Exercises:
• 1. Reproduce verbatim the part of the passage on discrete sums and integrals that begins at the words "First, increasing the" and ends after the words "a single die.".
• 2. In the entries, starting with the first line and ending with the line that contains "menu-file[interactable]: File bbox=[34, 31, 72, 45]", both included, change "pan-button" to "hand-button" and leave everything else unchanged. Return only those lines.

Text segment:
## Begin
First, increasing the number of trials does not transform the sum into an integral. If you throw a die $10^{20}$ time the average value of the throw is still $$ \frac{1}{10^{20}}\sum_n n N(n) $$ where $N(n)$ is the number of times you observe outcome $n$ on the die, i.e it still a sum over $6$ possible outcomes. More generally, $$ \langle a\rangle =\frac{1}{N}\sum_a a A(a). \tag{1} $$ where $A(a)$ is the number of times you get the outcome $a$, and the sum is over all possible outcomes. The sum remains discrete even as you increase the number of experiments provided that the possible outcomes remain discrete, as in throwing a single die.

The key difference between something like Eq.(1) and $$ \int dx P(x) x \tag{2} $$ is the nature of the outcomes, either discrete as in (1) or continuous like $x$ in (2).
## End
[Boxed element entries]
## Begin
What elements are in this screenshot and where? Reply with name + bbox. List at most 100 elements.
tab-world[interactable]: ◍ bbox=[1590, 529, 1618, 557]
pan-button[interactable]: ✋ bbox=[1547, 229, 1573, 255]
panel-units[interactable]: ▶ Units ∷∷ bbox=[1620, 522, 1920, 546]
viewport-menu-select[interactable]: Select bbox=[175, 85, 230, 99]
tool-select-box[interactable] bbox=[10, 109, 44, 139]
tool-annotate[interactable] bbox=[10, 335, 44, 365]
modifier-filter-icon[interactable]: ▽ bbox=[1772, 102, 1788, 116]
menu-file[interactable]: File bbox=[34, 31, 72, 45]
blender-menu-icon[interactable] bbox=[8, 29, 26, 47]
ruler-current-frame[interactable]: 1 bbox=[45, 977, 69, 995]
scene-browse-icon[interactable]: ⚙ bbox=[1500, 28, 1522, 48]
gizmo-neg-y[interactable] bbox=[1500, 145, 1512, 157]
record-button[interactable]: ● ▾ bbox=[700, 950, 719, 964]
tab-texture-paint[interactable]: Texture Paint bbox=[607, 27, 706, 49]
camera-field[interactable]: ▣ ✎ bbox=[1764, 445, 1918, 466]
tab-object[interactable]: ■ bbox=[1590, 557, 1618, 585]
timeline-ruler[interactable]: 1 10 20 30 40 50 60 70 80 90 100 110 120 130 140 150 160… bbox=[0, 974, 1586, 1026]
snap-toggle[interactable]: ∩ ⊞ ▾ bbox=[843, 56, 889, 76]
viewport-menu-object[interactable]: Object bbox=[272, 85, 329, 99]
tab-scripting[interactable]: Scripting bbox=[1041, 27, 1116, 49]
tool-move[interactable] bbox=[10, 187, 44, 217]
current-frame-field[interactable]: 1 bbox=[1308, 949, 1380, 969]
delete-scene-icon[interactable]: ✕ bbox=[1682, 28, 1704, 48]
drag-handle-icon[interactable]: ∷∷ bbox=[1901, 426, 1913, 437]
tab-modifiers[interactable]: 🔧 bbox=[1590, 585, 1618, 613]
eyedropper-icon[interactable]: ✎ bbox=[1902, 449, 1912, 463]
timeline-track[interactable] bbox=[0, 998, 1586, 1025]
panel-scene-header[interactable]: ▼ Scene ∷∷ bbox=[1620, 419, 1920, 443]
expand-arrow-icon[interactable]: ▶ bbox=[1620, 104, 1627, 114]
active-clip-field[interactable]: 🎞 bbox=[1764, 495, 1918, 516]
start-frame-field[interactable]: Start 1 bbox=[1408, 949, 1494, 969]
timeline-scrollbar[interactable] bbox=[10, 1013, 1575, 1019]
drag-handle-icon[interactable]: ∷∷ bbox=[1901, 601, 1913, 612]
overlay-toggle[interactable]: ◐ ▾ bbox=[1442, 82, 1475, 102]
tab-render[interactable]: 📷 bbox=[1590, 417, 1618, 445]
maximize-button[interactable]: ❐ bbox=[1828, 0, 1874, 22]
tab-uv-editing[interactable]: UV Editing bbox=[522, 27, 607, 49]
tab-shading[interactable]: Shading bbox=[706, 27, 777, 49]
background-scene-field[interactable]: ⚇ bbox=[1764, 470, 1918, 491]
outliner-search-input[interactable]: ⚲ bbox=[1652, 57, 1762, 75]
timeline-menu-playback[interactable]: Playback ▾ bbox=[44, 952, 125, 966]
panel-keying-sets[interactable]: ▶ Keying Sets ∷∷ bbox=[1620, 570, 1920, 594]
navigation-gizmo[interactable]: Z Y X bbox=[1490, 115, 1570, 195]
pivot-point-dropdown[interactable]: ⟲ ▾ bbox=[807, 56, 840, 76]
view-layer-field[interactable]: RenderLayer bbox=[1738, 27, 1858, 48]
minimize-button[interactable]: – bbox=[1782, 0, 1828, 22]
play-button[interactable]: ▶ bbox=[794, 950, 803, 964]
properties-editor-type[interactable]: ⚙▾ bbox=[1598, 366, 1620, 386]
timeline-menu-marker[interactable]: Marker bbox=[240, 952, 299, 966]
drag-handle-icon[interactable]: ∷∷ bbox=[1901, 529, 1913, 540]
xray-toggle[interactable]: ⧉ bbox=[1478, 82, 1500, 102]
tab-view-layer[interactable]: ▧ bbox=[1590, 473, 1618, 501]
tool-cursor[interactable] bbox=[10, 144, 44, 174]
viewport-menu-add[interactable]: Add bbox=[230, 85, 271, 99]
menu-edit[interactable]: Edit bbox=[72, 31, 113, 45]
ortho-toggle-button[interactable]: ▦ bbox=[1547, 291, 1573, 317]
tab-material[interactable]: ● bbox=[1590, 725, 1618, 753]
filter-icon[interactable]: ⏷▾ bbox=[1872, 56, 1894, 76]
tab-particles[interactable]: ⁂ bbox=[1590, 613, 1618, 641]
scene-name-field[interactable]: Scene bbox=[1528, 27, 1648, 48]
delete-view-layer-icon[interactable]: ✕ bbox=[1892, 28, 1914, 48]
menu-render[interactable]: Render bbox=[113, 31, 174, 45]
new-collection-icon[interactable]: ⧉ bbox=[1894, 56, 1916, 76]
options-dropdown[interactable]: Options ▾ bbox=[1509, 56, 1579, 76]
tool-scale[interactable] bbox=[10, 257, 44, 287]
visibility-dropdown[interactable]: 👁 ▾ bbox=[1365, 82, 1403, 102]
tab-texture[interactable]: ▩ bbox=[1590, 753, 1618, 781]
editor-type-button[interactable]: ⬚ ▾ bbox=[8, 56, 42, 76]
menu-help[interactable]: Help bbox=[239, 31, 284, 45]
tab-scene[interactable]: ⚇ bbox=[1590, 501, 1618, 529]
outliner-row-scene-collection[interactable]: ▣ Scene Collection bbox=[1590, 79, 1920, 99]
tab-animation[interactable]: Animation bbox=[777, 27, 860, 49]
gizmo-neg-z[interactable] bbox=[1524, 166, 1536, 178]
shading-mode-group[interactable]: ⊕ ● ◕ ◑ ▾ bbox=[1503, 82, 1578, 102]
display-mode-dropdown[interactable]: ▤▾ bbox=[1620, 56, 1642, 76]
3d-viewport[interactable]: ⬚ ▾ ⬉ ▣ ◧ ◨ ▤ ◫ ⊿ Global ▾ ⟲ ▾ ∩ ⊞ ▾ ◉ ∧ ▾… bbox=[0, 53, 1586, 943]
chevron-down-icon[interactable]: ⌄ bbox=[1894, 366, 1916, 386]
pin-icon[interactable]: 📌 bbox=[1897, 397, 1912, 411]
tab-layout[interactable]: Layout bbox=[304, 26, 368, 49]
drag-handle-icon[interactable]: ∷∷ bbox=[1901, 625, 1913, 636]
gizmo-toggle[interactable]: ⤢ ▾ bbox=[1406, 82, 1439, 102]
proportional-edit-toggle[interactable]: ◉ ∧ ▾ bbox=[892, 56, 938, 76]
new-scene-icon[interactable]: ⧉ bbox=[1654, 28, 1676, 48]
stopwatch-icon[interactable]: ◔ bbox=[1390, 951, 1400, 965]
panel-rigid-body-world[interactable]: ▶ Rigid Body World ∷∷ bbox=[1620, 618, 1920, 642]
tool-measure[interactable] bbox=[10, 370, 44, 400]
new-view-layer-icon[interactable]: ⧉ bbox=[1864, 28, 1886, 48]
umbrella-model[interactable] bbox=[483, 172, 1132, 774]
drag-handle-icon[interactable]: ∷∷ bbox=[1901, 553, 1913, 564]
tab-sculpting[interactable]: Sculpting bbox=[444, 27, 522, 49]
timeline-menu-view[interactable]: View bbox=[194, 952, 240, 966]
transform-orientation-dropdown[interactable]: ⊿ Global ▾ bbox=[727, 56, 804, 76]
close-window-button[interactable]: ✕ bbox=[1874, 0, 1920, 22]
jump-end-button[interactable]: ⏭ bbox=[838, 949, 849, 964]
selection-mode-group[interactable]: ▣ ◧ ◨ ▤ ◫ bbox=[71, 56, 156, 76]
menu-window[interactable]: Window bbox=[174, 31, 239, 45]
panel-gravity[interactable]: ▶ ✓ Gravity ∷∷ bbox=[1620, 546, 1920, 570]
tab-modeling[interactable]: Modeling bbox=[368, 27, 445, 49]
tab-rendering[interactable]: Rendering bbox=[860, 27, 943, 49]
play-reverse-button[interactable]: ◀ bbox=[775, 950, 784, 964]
## End
Answers given:
• 1.
First, increasing the number of trials does not transform the sum into an integral. If you throw a die $10^{20}$ time the average value of the throw is still $$ \frac{1}{10^{20}}\sum_n n N(n) $$ where $N(n)$ is the number of times you observe outcome $n$ on the die, i.e it still a sum over $6$ possible outcomes. More generally, $$ \langle a\rangle =\frac{1}{N}\sum_a a A(a). \tag{1} $$ where $A(a)$ is the number of times you get the outcome $a$, and the sum is over all possible outcomes. The sum remains discrete even as you increase the number of experiments provided that the possible outcomes remain discrete, as in throwing a single die.

• 2.
What elements are in this screenshot and where? Reply with name + bbox. List at most 100 elements.
tab-world[interactable]: ◍ bbox=[1590, 529, 1618, 557]
hand-button[interactable]: ✋ bbox=[1547, 229, 1573, 255]
panel-units[interactable]: ▶ Units ∷∷ bbox=[1620, 522, 1920, 546]
viewport-menu-select[interactable]: Select bbox=[175, 85, 230, 99]
tool-select-box[interactable] bbox=[10, 109, 44, 139]
tool-annotate[interactable] bbox=[10, 335, 44, 365]
modifier-filter-icon[interactable]: ▽ bbox=[1772, 102, 1788, 116]
menu-file[interactable]: File bbox=[34, 31, 72, 45]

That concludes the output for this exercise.